### Exercise requirements
Please set down all the lines beneath this one exactly, without the pictures.
+++ Dataset entries +++
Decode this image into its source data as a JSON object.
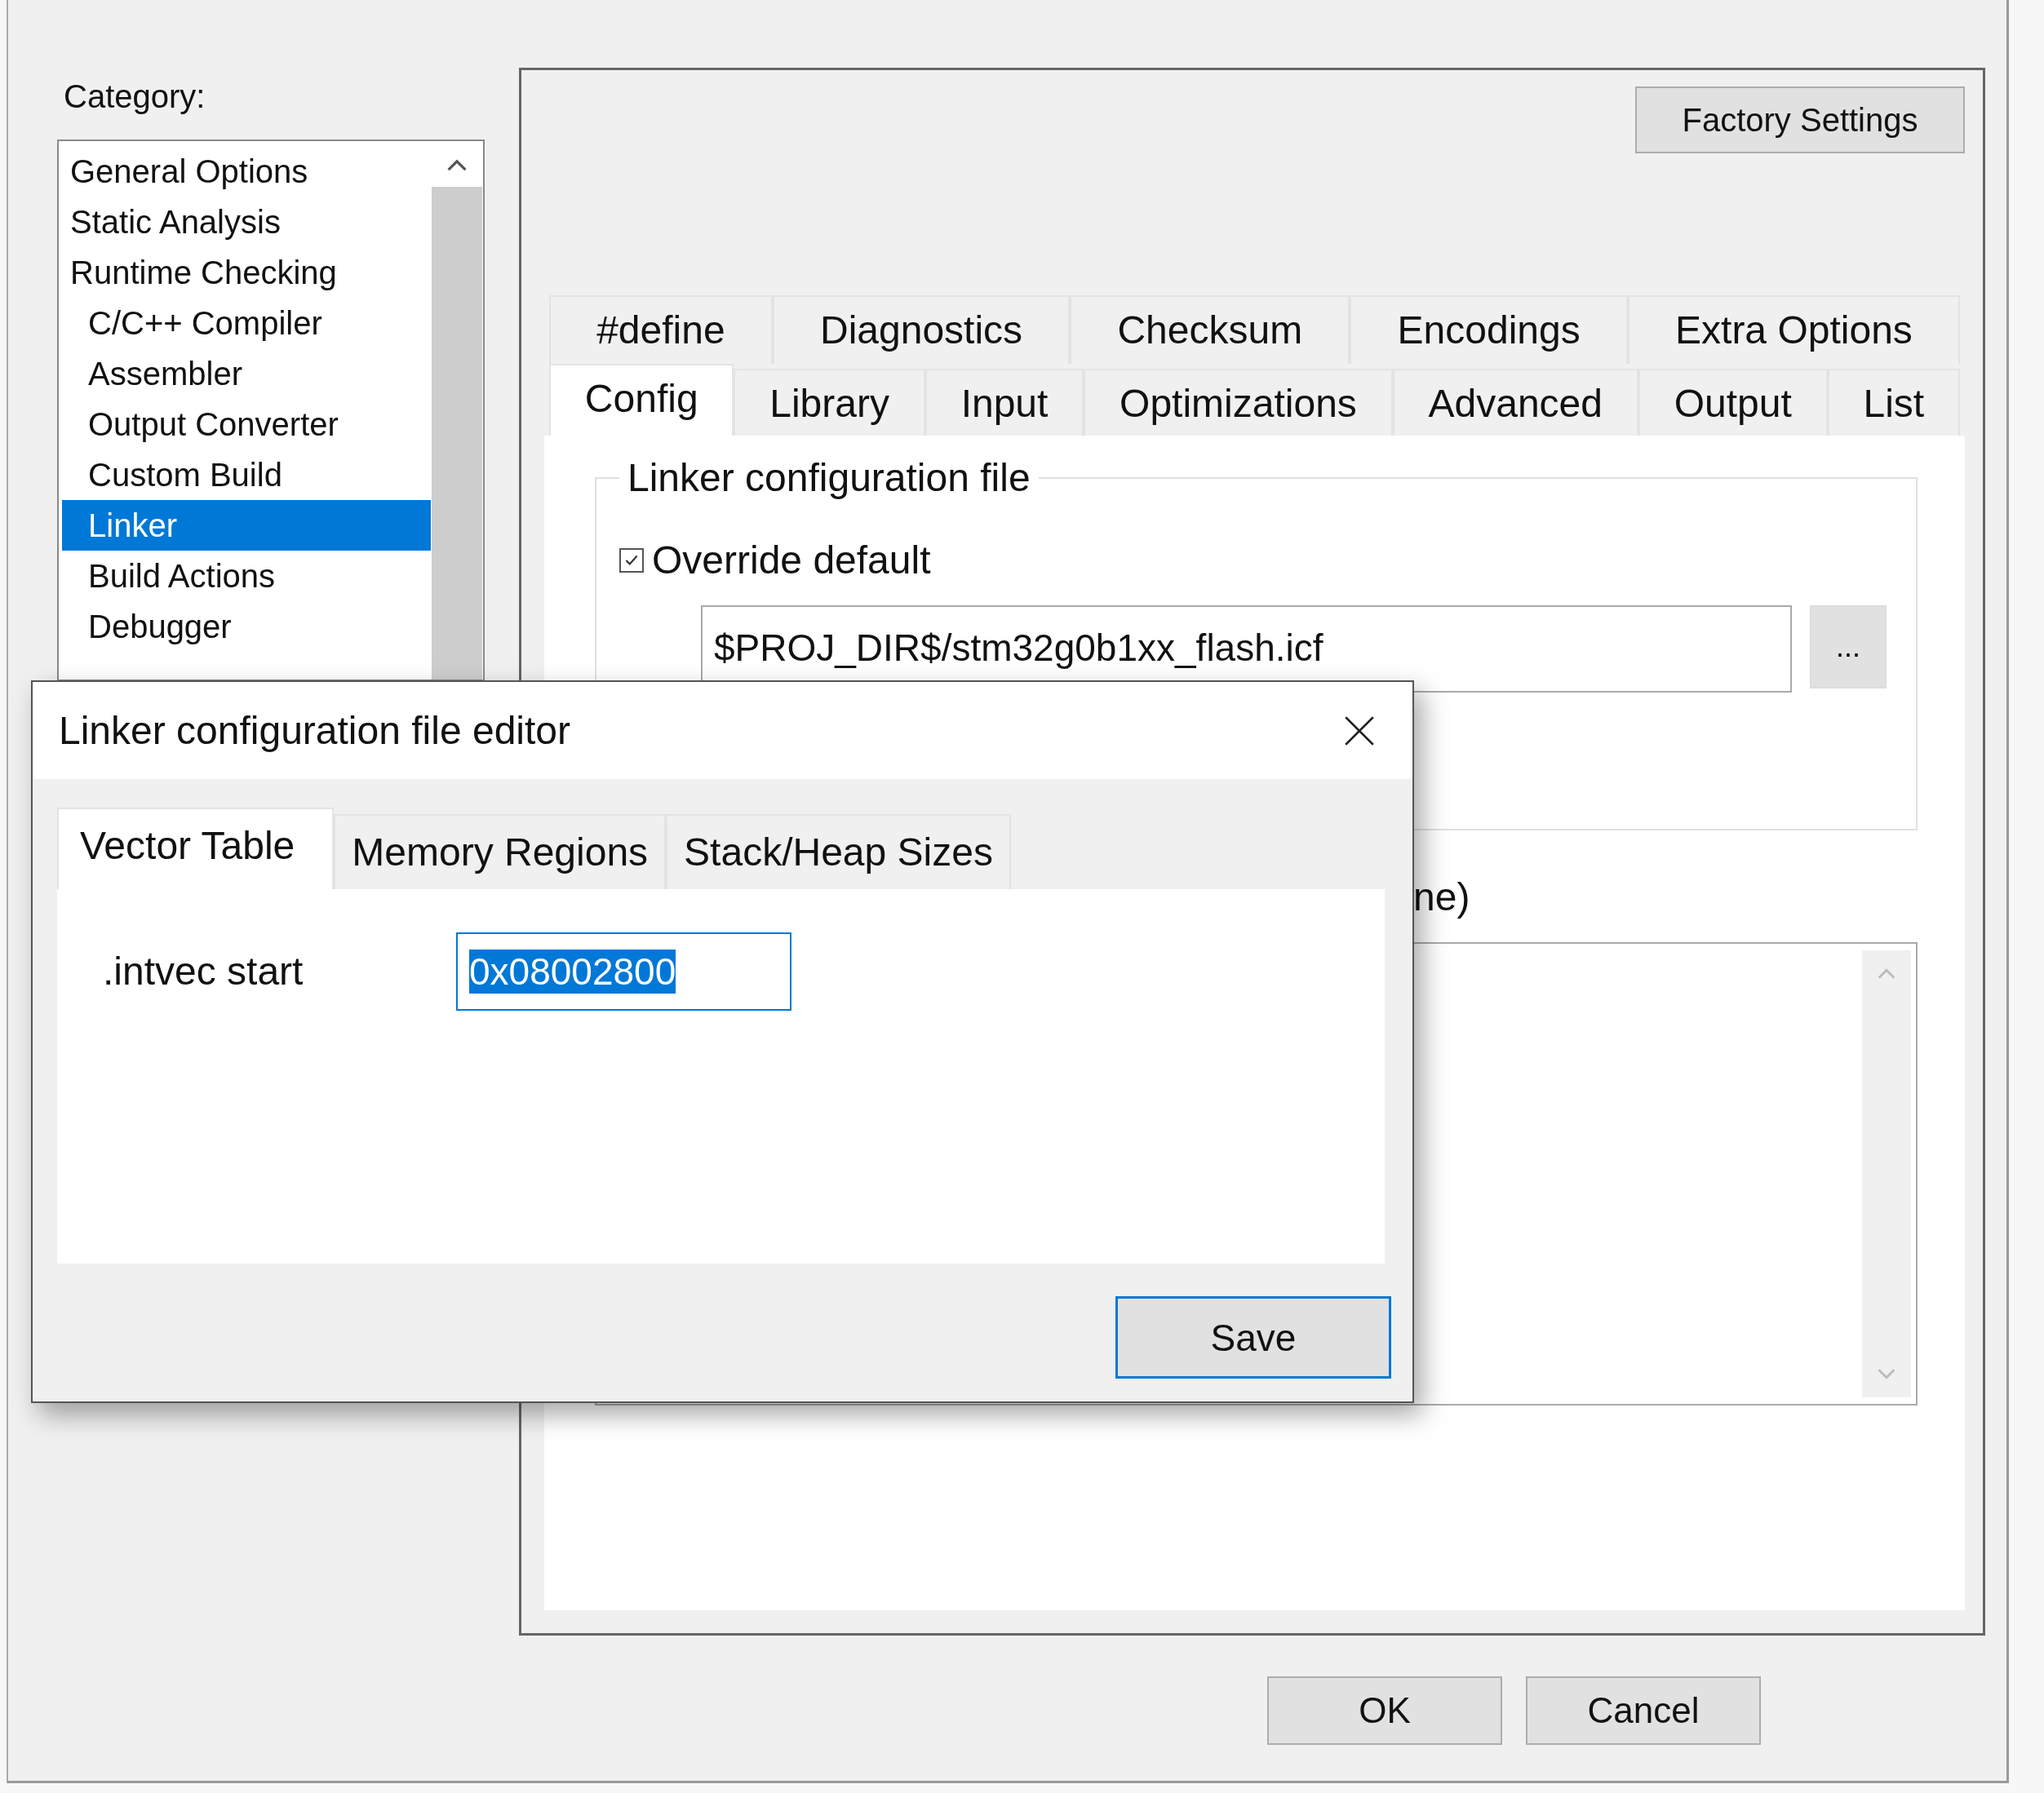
{
  "category_label": "Category:",
  "categories": [
    {
      "label": "General Options",
      "selected": false
    },
    {
      "label": "Static Analysis",
      "selected": false
    },
    {
      "label": "Runtime Checking",
      "selected": false,
      "children": [
        {
          "label": "C/C++ Compiler",
          "selected": false
        },
        {
          "label": "Assembler",
          "selected": false
        },
        {
          "label": "Output Converter",
          "selected": false
        },
        {
          "label": "Custom Build",
          "selected": false
        },
        {
          "label": "Linker",
          "selected": true
        },
        {
          "label": "Build Actions",
          "selected": false
        },
        {
          "label": "Debugger",
          "selected": false
        }
      ]
    }
  ],
  "factory_button": "Factory Settings",
  "tab_rows": [
    [
      {
        "label": "#define",
        "selected": false
      },
      {
        "label": "Diagnostics",
        "selected": false
      },
      {
        "label": "Checksum",
        "selected": false
      },
      {
        "label": "Encodings",
        "selected": false
      },
      {
        "label": "Extra Options",
        "selected": false
      }
    ],
    [
      {
        "label": "Config",
        "selected": true
      },
      {
        "label": "Library",
        "selected": false
      },
      {
        "label": "Input",
        "selected": false
      },
      {
        "label": "Optimizations",
        "selected": false
      },
      {
        "label": "Advanced",
        "selected": false
      },
      {
        "label": "Output",
        "selected": false
      },
      {
        "label": "List",
        "selected": false
      }
    ]
  ],
  "config_group": {
    "title": "Linker configuration file",
    "override": {
      "label": "Override default",
      "checked": true
    },
    "path": "$PROJ_DIR$/stm32g0b1xx_flash.icf",
    "browse": "..."
  },
  "second_label": "ne)",
  "buttons": [
    "OK",
    "Cancel"
  ],
  "dialog": {
    "title": "Linker configuration file editor",
    "tabs": [
      {
        "label": "Vector Table",
        "selected": true
      },
      {
        "label": "Memory Regions",
        "selected": false
      },
      {
        "label": "Stack/Heap Sizes",
        "selected": false
      }
    ],
    "field": {
      "label": ".intvec start",
      "value": "0x08002800",
      "focused": true,
      "text_selected": true
    },
    "save": {
      "label": "Save",
      "default": true
    }
  }
}
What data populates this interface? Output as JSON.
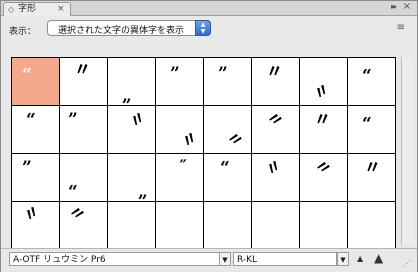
{
  "panel": {
    "tab_label": "字形",
    "tab_icon": "◇",
    "tab_close": "×",
    "collapse_icon": "▸▸",
    "window_close_icon": "×",
    "menu_icon": "≡"
  },
  "display": {
    "label": "表示：",
    "selected_option": "選択された文字の異体字を表示",
    "arrow": "▲▼"
  },
  "glyphs": [
    [
      "“",
      "〃",
      "„",
      "”",
      "”",
      "〃",
      "〃",
      "“"
    ],
    [
      "“",
      "”",
      "〃",
      "〃",
      "〃",
      "〃",
      "〃",
      "“"
    ],
    [
      "”",
      "“",
      "„",
      "˝",
      "“",
      "〃",
      "〃",
      "〃"
    ],
    [
      "〃",
      "〃",
      "",
      "",
      "",
      "",
      "",
      ""
    ]
  ],
  "bottom": {
    "font_name": "A-OTF リュウミン Pr6",
    "font_style": "R-KL",
    "dropdown_arrow": "▼",
    "zoom_out_icon": "▲",
    "zoom_in_icon": "▲",
    "resize_icon": "⋰"
  }
}
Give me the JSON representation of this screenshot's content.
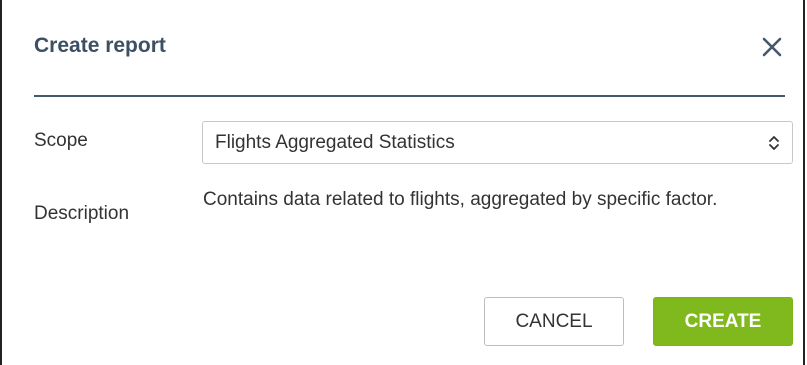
{
  "dialog": {
    "title": "Create report",
    "close_icon": "close-icon"
  },
  "form": {
    "scope_label": "Scope",
    "scope_value": "Flights Aggregated Statistics",
    "scope_icon": "updown-caret-icon",
    "description_label": "Description",
    "description_text": "Contains data related to flights, aggregated by specific factor."
  },
  "buttons": {
    "cancel_label": "CANCEL",
    "create_label": "CREATE"
  },
  "colors": {
    "title": "#3d4f63",
    "divider": "#44586c",
    "create_button": "#80b91e"
  }
}
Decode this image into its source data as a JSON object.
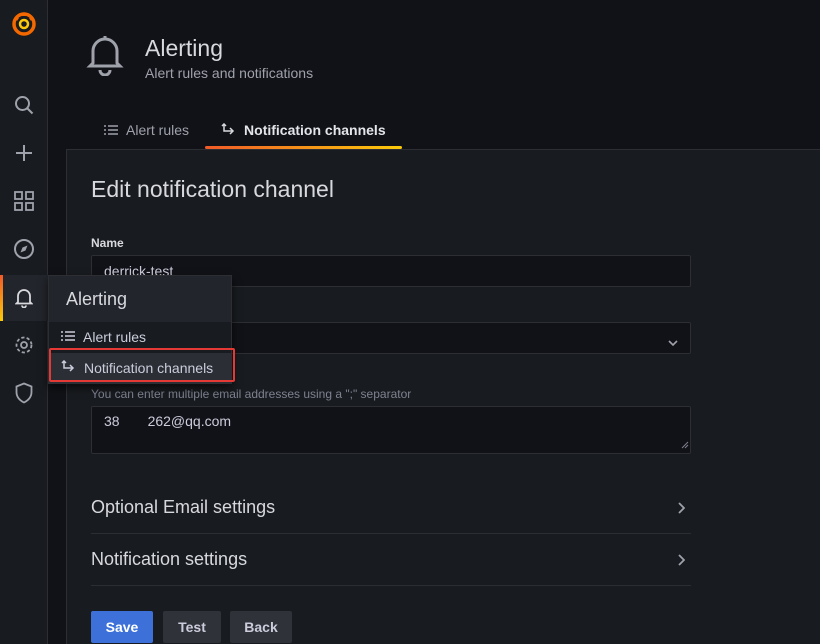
{
  "sidebar": {
    "items": [
      {
        "icon": "grafana-logo-icon"
      },
      {
        "icon": "search-icon"
      },
      {
        "icon": "plus-icon"
      },
      {
        "icon": "dashboards-icon"
      },
      {
        "icon": "explore-icon"
      },
      {
        "icon": "bell-icon",
        "active": true
      },
      {
        "icon": "gear-icon"
      },
      {
        "icon": "shield-icon"
      }
    ]
  },
  "header": {
    "title": "Alerting",
    "subtitle": "Alert rules and notifications",
    "icon": "bell-icon"
  },
  "tabs": [
    {
      "label": "Alert rules",
      "icon": "list-icon",
      "active": false
    },
    {
      "label": "Notification channels",
      "icon": "comment-alt-share-icon",
      "active": true
    }
  ],
  "form": {
    "title": "Edit notification channel",
    "name_label": "Name",
    "name_value": "derrick-test",
    "type_value": "",
    "addresses_hint": "You can enter multiple email addresses using a \";\" separator",
    "addresses_value": "38  262@qq.com",
    "sections": [
      {
        "label": "Optional Email settings"
      },
      {
        "label": "Notification settings"
      }
    ],
    "buttons": {
      "save": "Save",
      "test": "Test",
      "back": "Back"
    }
  },
  "flyout": {
    "title": "Alerting",
    "items": [
      {
        "label": "Alert rules",
        "icon": "list-icon"
      },
      {
        "label": "Notification channels",
        "icon": "comment-alt-share-icon",
        "highlighted": true
      }
    ]
  },
  "colors": {
    "primary": "#3d71d9",
    "accent_gradient_start": "#f05a28",
    "accent_gradient_end": "#fbca0a",
    "highlight_box": "#e53935"
  }
}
+++
### Response
Decode this image into its source data as a JSON object.
{
  "category_label": "Category:",
  "categories": [
    {
      "label": "General Options",
      "selected": false
    },
    {
      "label": "Static Analysis",
      "selected": false
    },
    {
      "label": "Runtime Checking",
      "selected": false,
      "children": [
        {
          "label": "C/C++ Compiler",
          "selected": false
        },
        {
          "label": "Assembler",
          "selected": false
        },
        {
          "label": "Output Converter",
          "selected": false
        },
        {
          "label": "Custom Build",
          "selected": false
        },
        {
          "label": "Linker",
          "selected": true
        },
        {
          "label": "Build Actions",
          "selected": false
        },
        {
          "label": "Debugger",
          "selected": false
        }
      ]
    }
  ],
  "factory_button": "Factory Settings",
  "tab_rows": [
    [
      {
        "label": "#define",
        "selected": false
      },
      {
        "label": "Diagnostics",
        "selected": false
      },
      {
        "label": "Checksum",
        "selected": false
      },
      {
        "label": "Encodings",
        "selected": false
      },
      {
        "label": "Extra Options",
        "selected": false
      }
    ],
    [
      {
        "label": "Config",
        "selected": true
      },
      {
        "label": "Library",
        "selected": false
      },
      {
        "label": "Input",
        "selected": false
      },
      {
        "label": "Optimizations",
        "selected": false
      },
      {
        "label": "Advanced",
        "selected": false
      },
      {
        "label": "Output",
        "selected": false
      },
      {
        "label": "List",
        "selected": false
      }
    ]
  ],
  "config_group": {
    "title": "Linker configuration file",
    "override": {
      "label": "Override default",
      "checked": true
    },
    "path": "$PROJ_DIR$/stm32g0b1xx_flash.icf",
    "browse": "..."
  },
  "second_label": "ne)",
  "buttons": [
    "OK",
    "Cancel"
  ],
  "dialog": {
    "title": "Linker configuration file editor",
    "tabs": [
      {
        "label": "Vector Table",
        "selected": true
      },
      {
        "label": "Memory Regions",
        "selected": false
      },
      {
        "label": "Stack/Heap Sizes",
        "selected": false
      }
    ],
    "field": {
      "label": ".intvec start",
      "value": "0x08002800",
      "focused": true,
      "text_selected": true
    },
    "save": {
      "label": "Save",
      "default": true
    }
  }
}
What data populates this interface? Output as JSON.
{
  "panel": {
    "tab_label": "字形",
    "tab_icon": "◇",
    "tab_close": "×",
    "collapse_icon": "▸▸",
    "window_close_icon": "×",
    "menu_icon": "≡"
  },
  "display": {
    "label": "表示：",
    "selected_option": "選択された文字の異体字を表示",
    "arrow": "▲▼"
  },
  "glyphs": [
    [
      "“",
      "〃",
      "„",
      "”",
      "”",
      "〃",
      "〃",
      "“"
    ],
    [
      "“",
      "”",
      "〃",
      "〃",
      "〃",
      "〃",
      "〃",
      "“"
    ],
    [
      "”",
      "“",
      "„",
      "˝",
      "“",
      "〃",
      "〃",
      "〃"
    ],
    [
      "〃",
      "〃",
      "",
      "",
      "",
      "",
      "",
      ""
    ]
  ],
  "bottom": {
    "font_name": "A-OTF リュウミン Pr6",
    "font_style": "R-KL",
    "dropdown_arrow": "▼",
    "zoom_out_icon": "▲",
    "zoom_in_icon": "▲",
    "resize_icon": "⋰"
  }
}
Give me the JSON representation of this screenshot's content.
{
  "dialog": {
    "title": "Create report",
    "close_icon": "close-icon"
  },
  "form": {
    "scope_label": "Scope",
    "scope_value": "Flights Aggregated Statistics",
    "scope_icon": "updown-caret-icon",
    "description_label": "Description",
    "description_text": "Contains data related to flights, aggregated by specific factor."
  },
  "buttons": {
    "cancel_label": "CANCEL",
    "create_label": "CREATE"
  },
  "colors": {
    "title": "#3d4f63",
    "divider": "#44586c",
    "create_button": "#80b91e"
  }
}
Decode this image into its source data as a JSON object.
{
  "sidebar": {
    "items": [
      {
        "icon": "grafana-logo-icon"
      },
      {
        "icon": "search-icon"
      },
      {
        "icon": "plus-icon"
      },
      {
        "icon": "dashboards-icon"
      },
      {
        "icon": "explore-icon"
      },
      {
        "icon": "bell-icon",
        "active": true
      },
      {
        "icon": "gear-icon"
      },
      {
        "icon": "shield-icon"
      }
    ]
  },
  "header": {
    "title": "Alerting",
    "subtitle": "Alert rules and notifications",
    "icon": "bell-icon"
  },
  "tabs": [
    {
      "label": "Alert rules",
      "icon": "list-icon",
      "active": false
    },
    {
      "label": "Notification channels",
      "icon": "comment-alt-share-icon",
      "active": true
    }
  ],
  "form": {
    "title": "Edit notification channel",
    "name_label": "Name",
    "name_value": "derrick-test",
    "type_value": "",
    "addresses_hint": "You can enter multiple email addresses using a \";\" separator",
    "addresses_value": "38  262@qq.com",
    "sections": [
      {
        "label": "Optional Email settings"
      },
      {
        "label": "Notification settings"
      }
    ],
    "buttons": {
      "save": "Save",
      "test": "Test",
      "back": "Back"
    }
  },
  "flyout": {
    "title": "Alerting",
    "items": [
      {
        "label": "Alert rules",
        "icon": "list-icon"
      },
      {
        "label": "Notification channels",
        "icon": "comment-alt-share-icon",
        "highlighted": true
      }
    ]
  },
  "colors": {
    "primary": "#3d71d9",
    "accent_gradient_start": "#f05a28",
    "accent_gradient_end": "#fbca0a",
    "highlight_box": "#e53935"
  }
}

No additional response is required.